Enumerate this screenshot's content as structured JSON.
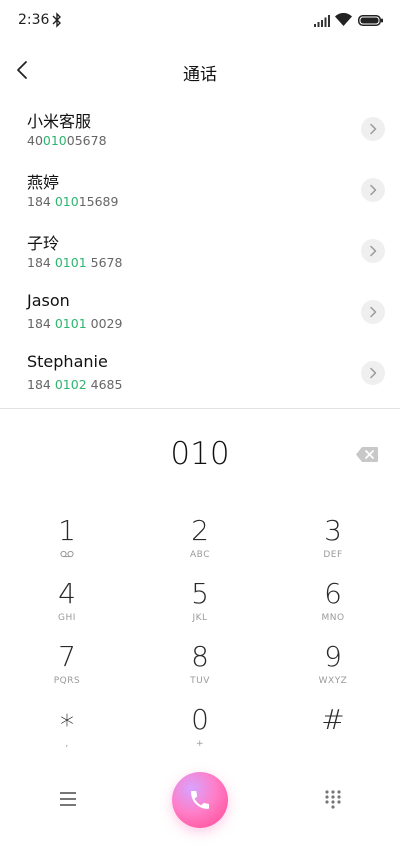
{
  "status_bar": {
    "time": "2:36"
  },
  "header": {
    "title": "通话"
  },
  "contacts": [
    {
      "name": "小米客服",
      "number_pre": "40",
      "number_match": "010",
      "number_post": "05678"
    },
    {
      "name": "燕婷",
      "number_pre": "184 ",
      "number_match": "010",
      "number_post": "15689"
    },
    {
      "name": "子玲",
      "number_pre": "184 ",
      "number_match": "0101",
      "number_post": " 5678"
    },
    {
      "name": "Jason",
      "number_pre": "184 ",
      "number_match": "0101",
      "number_post": " 0029"
    },
    {
      "name": "Stephanie",
      "number_pre": "184 ",
      "number_match": "0102",
      "number_post": " 4685"
    }
  ],
  "dialer": {
    "input_value": "010"
  },
  "keypad": [
    {
      "digit": "1",
      "letters": ""
    },
    {
      "digit": "2",
      "letters": "ABC"
    },
    {
      "digit": "3",
      "letters": "DEF"
    },
    {
      "digit": "4",
      "letters": "GHI"
    },
    {
      "digit": "5",
      "letters": "JKL"
    },
    {
      "digit": "6",
      "letters": "MNO"
    },
    {
      "digit": "7",
      "letters": "PQRS"
    },
    {
      "digit": "8",
      "letters": "TUV"
    },
    {
      "digit": "9",
      "letters": "WXYZ"
    },
    {
      "digit": "∗",
      "letters": ","
    },
    {
      "digit": "0",
      "letters": "+"
    },
    {
      "digit": "#",
      "letters": ""
    }
  ],
  "icons": {
    "back": "back-arrow-icon",
    "detail": "chevron-right-icon",
    "backspace": "backspace-icon",
    "voicemail": "voicemail-icon",
    "menu": "menu-icon",
    "call": "phone-icon",
    "dialpad": "dialpad-icon"
  },
  "colors": {
    "match_highlight": "#2fb46f",
    "call_gradient": [
      "#d7a3ff",
      "#ff7ec8",
      "#b47bff"
    ]
  }
}
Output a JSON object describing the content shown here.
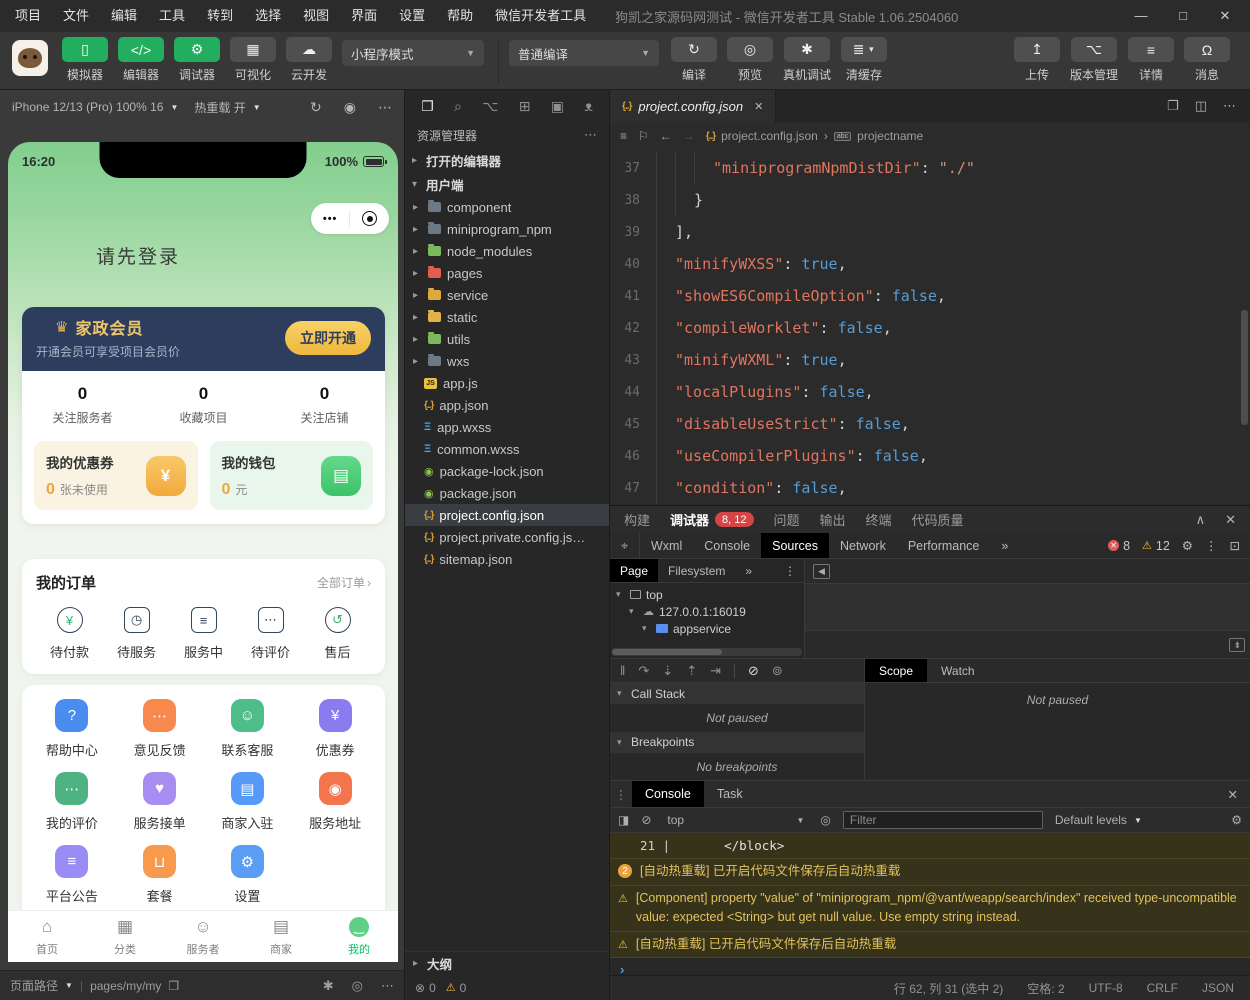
{
  "titlebar": {
    "menus": [
      "项目",
      "文件",
      "编辑",
      "工具",
      "转到",
      "选择",
      "视图",
      "界面",
      "设置",
      "帮助",
      "微信开发者工具"
    ],
    "title": "狗凯之家源码网测试 - 微信开发者工具 Stable 1.06.2504060",
    "window_controls": [
      {
        "name": "minimize",
        "glyph": "—"
      },
      {
        "name": "maximize",
        "glyph": "□"
      },
      {
        "name": "close",
        "glyph": "✕"
      }
    ]
  },
  "toolbar": {
    "app_buttons": [
      {
        "label": "模拟器",
        "icon": "simulator-phone-icon",
        "active": true
      },
      {
        "label": "编辑器",
        "icon": "editor-code-icon",
        "active": true
      },
      {
        "label": "调试器",
        "icon": "debug-sliders-icon",
        "active": true
      },
      {
        "label": "可视化",
        "icon": "visual-layout-icon",
        "active": false
      },
      {
        "label": "云开发",
        "icon": "cloud-icon",
        "active": false
      }
    ],
    "mode_dropdown": "小程序模式",
    "compile_dropdown": "普通编译",
    "compile_actions": [
      {
        "label": "编译",
        "icon": "refresh-icon",
        "caret": false
      },
      {
        "label": "预览",
        "icon": "eye-icon",
        "caret": false
      },
      {
        "label": "真机调试",
        "icon": "bug-icon",
        "caret": false
      },
      {
        "label": "清缓存",
        "icon": "layers-icon",
        "caret": true
      }
    ],
    "right_actions": [
      {
        "label": "上传",
        "icon": "upload-icon"
      },
      {
        "label": "版本管理",
        "icon": "branch-icon"
      },
      {
        "label": "详情",
        "icon": "details-menu-icon"
      },
      {
        "label": "消息",
        "icon": "bell-icon"
      }
    ]
  },
  "simulator": {
    "device_label": "iPhone 12/13 (Pro) 100% 16",
    "hot_reload_label": "热重载 开",
    "status_time": "16:20",
    "battery_percent": "100%",
    "capsule_dots": "•••",
    "login_prompt": "请先登录",
    "membership": {
      "title": "家政会员",
      "subtitle": "开通会员可享受项目会员价",
      "action": "立即开通"
    },
    "stats": [
      {
        "value": "0",
        "label": "关注服务者"
      },
      {
        "value": "0",
        "label": "收藏项目"
      },
      {
        "value": "0",
        "label": "关注店铺"
      }
    ],
    "assets": [
      {
        "title": "我的优惠券",
        "value": "0",
        "unit": "张未使用",
        "icon": "coupon-icon",
        "glyph": "¥"
      },
      {
        "title": "我的钱包",
        "value": "0",
        "unit": "元",
        "icon": "wallet-icon",
        "glyph": "▤"
      }
    ],
    "orders": {
      "title": "我的订单",
      "more": "全部订单",
      "chevron": "›",
      "items": [
        {
          "label": "待付款",
          "icon": "pay-icon"
        },
        {
          "label": "待服务",
          "icon": "pending-service-icon"
        },
        {
          "label": "服务中",
          "icon": "in-service-icon"
        },
        {
          "label": "待评价",
          "icon": "review-icon"
        },
        {
          "label": "售后",
          "icon": "aftersale-icon"
        }
      ]
    },
    "grid": [
      {
        "label": "帮助中心",
        "icon": "help-center-icon",
        "color": "#4a8cf0",
        "glyph": "?"
      },
      {
        "label": "意见反馈",
        "icon": "feedback-icon",
        "color": "#f7884e",
        "glyph": "⋯"
      },
      {
        "label": "联系客服",
        "icon": "contact-support-icon",
        "color": "#4fbd8a",
        "glyph": "☺"
      },
      {
        "label": "优惠券",
        "icon": "coupon-ticket-icon",
        "color": "#8a7cf0",
        "glyph": "¥"
      },
      {
        "label": "我的评价",
        "icon": "my-review-icon",
        "color": "#4db382",
        "glyph": "⋯"
      },
      {
        "label": "服务接单",
        "icon": "take-order-icon",
        "color": "#a78df2",
        "glyph": "♥"
      },
      {
        "label": "商家入驻",
        "icon": "merchant-join-icon",
        "color": "#549af6",
        "glyph": "▤"
      },
      {
        "label": "服务地址",
        "icon": "service-address-icon",
        "color": "#f4744e",
        "glyph": "◉"
      },
      {
        "label": "平台公告",
        "icon": "announcement-icon",
        "color": "#9a8cf5",
        "glyph": "≡"
      },
      {
        "label": "套餐",
        "icon": "package-icon",
        "color": "#f79a4d",
        "glyph": "⊔"
      },
      {
        "label": "设置",
        "icon": "settings-gear-icon",
        "color": "#5b9df5",
        "glyph": "⚙"
      }
    ],
    "tabbar": [
      {
        "label": "首页",
        "icon": "home-icon",
        "active": false
      },
      {
        "label": "分类",
        "icon": "category-icon",
        "active": false
      },
      {
        "label": "服务者",
        "icon": "worker-icon",
        "active": false
      },
      {
        "label": "商家",
        "icon": "shop-icon",
        "active": false
      },
      {
        "label": "我的",
        "icon": "me-icon",
        "active": true
      }
    ],
    "pagepath": {
      "label": "页面路径",
      "path": "pages/my/my"
    }
  },
  "explorer": {
    "activity_icons": [
      "files-icon",
      "search-icon",
      "source-control-icon",
      "extensions-icon",
      "window-icon",
      "pet-icon"
    ],
    "title": "资源管理器",
    "sections": {
      "open_editors": "打开的编辑器",
      "project": "用户端"
    },
    "tree": [
      {
        "name": "component",
        "kind": "folder",
        "color": "#6d7a85"
      },
      {
        "name": "miniprogram_npm",
        "kind": "folder",
        "color": "#6d7a85"
      },
      {
        "name": "node_modules",
        "kind": "folder",
        "color": "#7cb85c"
      },
      {
        "name": "pages",
        "kind": "folder",
        "color": "#e05d50"
      },
      {
        "name": "service",
        "kind": "folder",
        "color": "#e0a93e"
      },
      {
        "name": "static",
        "kind": "folder",
        "color": "#e0b345"
      },
      {
        "name": "utils",
        "kind": "folder",
        "color": "#7cb85c"
      },
      {
        "name": "wxs",
        "kind": "folder",
        "color": "#6d7a85"
      },
      {
        "name": "app.js",
        "kind": "js"
      },
      {
        "name": "app.json",
        "kind": "json"
      },
      {
        "name": "app.wxss",
        "kind": "wxss"
      },
      {
        "name": "common.wxss",
        "kind": "wxss"
      },
      {
        "name": "package-lock.json",
        "kind": "npm"
      },
      {
        "name": "package.json",
        "kind": "npm"
      },
      {
        "name": "project.config.json",
        "kind": "json",
        "selected": true
      },
      {
        "name": "project.private.config.js…",
        "kind": "json"
      },
      {
        "name": "sitemap.json",
        "kind": "json"
      }
    ],
    "outline_label": "大纲",
    "problems": {
      "errors": "0",
      "warnings": "0"
    }
  },
  "editor": {
    "tab_name": "project.config.json",
    "breadcrumb": {
      "file": "project.config.json",
      "separator": "›",
      "symbol": "projectname"
    },
    "code": [
      {
        "num": "37",
        "indent": 3,
        "tokens": [
          [
            "key",
            "\"miniprogramNpmDistDir\""
          ],
          [
            "p",
            ": "
          ],
          [
            "str",
            "\"./\""
          ]
        ]
      },
      {
        "num": "38",
        "indent": 2,
        "tokens": [
          [
            "p",
            "}"
          ]
        ]
      },
      {
        "num": "39",
        "indent": 1,
        "tokens": [
          [
            "p",
            "],"
          ]
        ]
      },
      {
        "num": "40",
        "indent": 1,
        "tokens": [
          [
            "key",
            "\"minifyWXSS\""
          ],
          [
            "p",
            ": "
          ],
          [
            "bool",
            "true"
          ],
          [
            "p",
            ","
          ]
        ]
      },
      {
        "num": "41",
        "indent": 1,
        "tokens": [
          [
            "key",
            "\"showES6CompileOption\""
          ],
          [
            "p",
            ": "
          ],
          [
            "bool",
            "false"
          ],
          [
            "p",
            ","
          ]
        ]
      },
      {
        "num": "42",
        "indent": 1,
        "tokens": [
          [
            "key",
            "\"compileWorklet\""
          ],
          [
            "p",
            ": "
          ],
          [
            "bool",
            "false"
          ],
          [
            "p",
            ","
          ]
        ]
      },
      {
        "num": "43",
        "indent": 1,
        "tokens": [
          [
            "key",
            "\"minifyWXML\""
          ],
          [
            "p",
            ": "
          ],
          [
            "bool",
            "true"
          ],
          [
            "p",
            ","
          ]
        ]
      },
      {
        "num": "44",
        "indent": 1,
        "tokens": [
          [
            "key",
            "\"localPlugins\""
          ],
          [
            "p",
            ": "
          ],
          [
            "bool",
            "false"
          ],
          [
            "p",
            ","
          ]
        ]
      },
      {
        "num": "45",
        "indent": 1,
        "tokens": [
          [
            "key",
            "\"disableUseStrict\""
          ],
          [
            "p",
            ": "
          ],
          [
            "bool",
            "false"
          ],
          [
            "p",
            ","
          ]
        ]
      },
      {
        "num": "46",
        "indent": 1,
        "tokens": [
          [
            "key",
            "\"useCompilerPlugins\""
          ],
          [
            "p",
            ": "
          ],
          [
            "bool",
            "false"
          ],
          [
            "p",
            ","
          ]
        ]
      },
      {
        "num": "47",
        "indent": 1,
        "tokens": [
          [
            "key",
            "\"condition\""
          ],
          [
            "p",
            ": "
          ],
          [
            "bool",
            "false"
          ],
          [
            "p",
            ","
          ]
        ]
      }
    ]
  },
  "debugger": {
    "panel_tabs": [
      {
        "label": "构建",
        "active": false
      },
      {
        "label": "调试器",
        "active": true,
        "badge": "8, 12"
      },
      {
        "label": "问题",
        "active": false
      },
      {
        "label": "输出",
        "active": false
      },
      {
        "label": "终端",
        "active": false
      },
      {
        "label": "代码质量",
        "active": false
      }
    ],
    "devtools_tabs": [
      "Wxml",
      "Console",
      "Sources",
      "Network",
      "Performance"
    ],
    "active_devtools_tab": "Sources",
    "error_count": "8",
    "warning_count": "12",
    "sources": {
      "subtabs": [
        "Page",
        "Filesystem"
      ],
      "active_subtab": "Page",
      "tree": [
        {
          "name": "top",
          "icon": "frame-icon"
        },
        {
          "name": "127.0.0.1:16019",
          "icon": "cloud-icon"
        },
        {
          "name": "appservice",
          "icon": "folder-icon"
        }
      ]
    },
    "scope_tabs": [
      "Scope",
      "Watch"
    ],
    "active_scope_tab": "Scope",
    "call_stack": {
      "title": "Call Stack",
      "empty": "Not paused"
    },
    "breakpoints": {
      "title": "Breakpoints",
      "empty": "No breakpoints"
    },
    "paused_state": "Not paused",
    "console": {
      "tabs": [
        "Console",
        "Task"
      ],
      "active_tab": "Console",
      "context": "top",
      "filter_placeholder": "Filter",
      "levels_label": "Default levels",
      "messages": [
        {
          "type": "code",
          "line": "21",
          "text": "</block>"
        },
        {
          "type": "info",
          "badge": "2",
          "text": "[自动热重载] 已开启代码文件保存后自动热重载"
        },
        {
          "type": "warning",
          "text": "[Component] property \"value\" of \"miniprogram_npm/@vant/weapp/search/index\" received type-uncompatible value: expected <String> but get null value. Use empty string instead."
        },
        {
          "type": "warning",
          "text": "[自动热重载] 已开启代码文件保存后自动热重载"
        }
      ],
      "prompt": "›"
    }
  },
  "statusbar": {
    "items": [
      "行 62, 列 31 (选中 2)",
      "空格: 2",
      "UTF-8",
      "CRLF",
      "JSON"
    ]
  },
  "colors": {
    "accent_green": "#07c160",
    "gold": "#f2c96a",
    "navy": "#2d3d5e",
    "warning_yellow": "#e2c35c",
    "error_red": "#d64545"
  }
}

***

Written request: From the material above, copy each line that includes the word "type".

Task response:
          "type": "code",
          "type": "info",
          "type": "warning",
          "text": "[Component] property \"value\" of \"miniprogram_npm/@vant/weapp/search/index\" received type-uncompatible value: expected <String> but get null value. Use empty string instead."
          "type": "warning",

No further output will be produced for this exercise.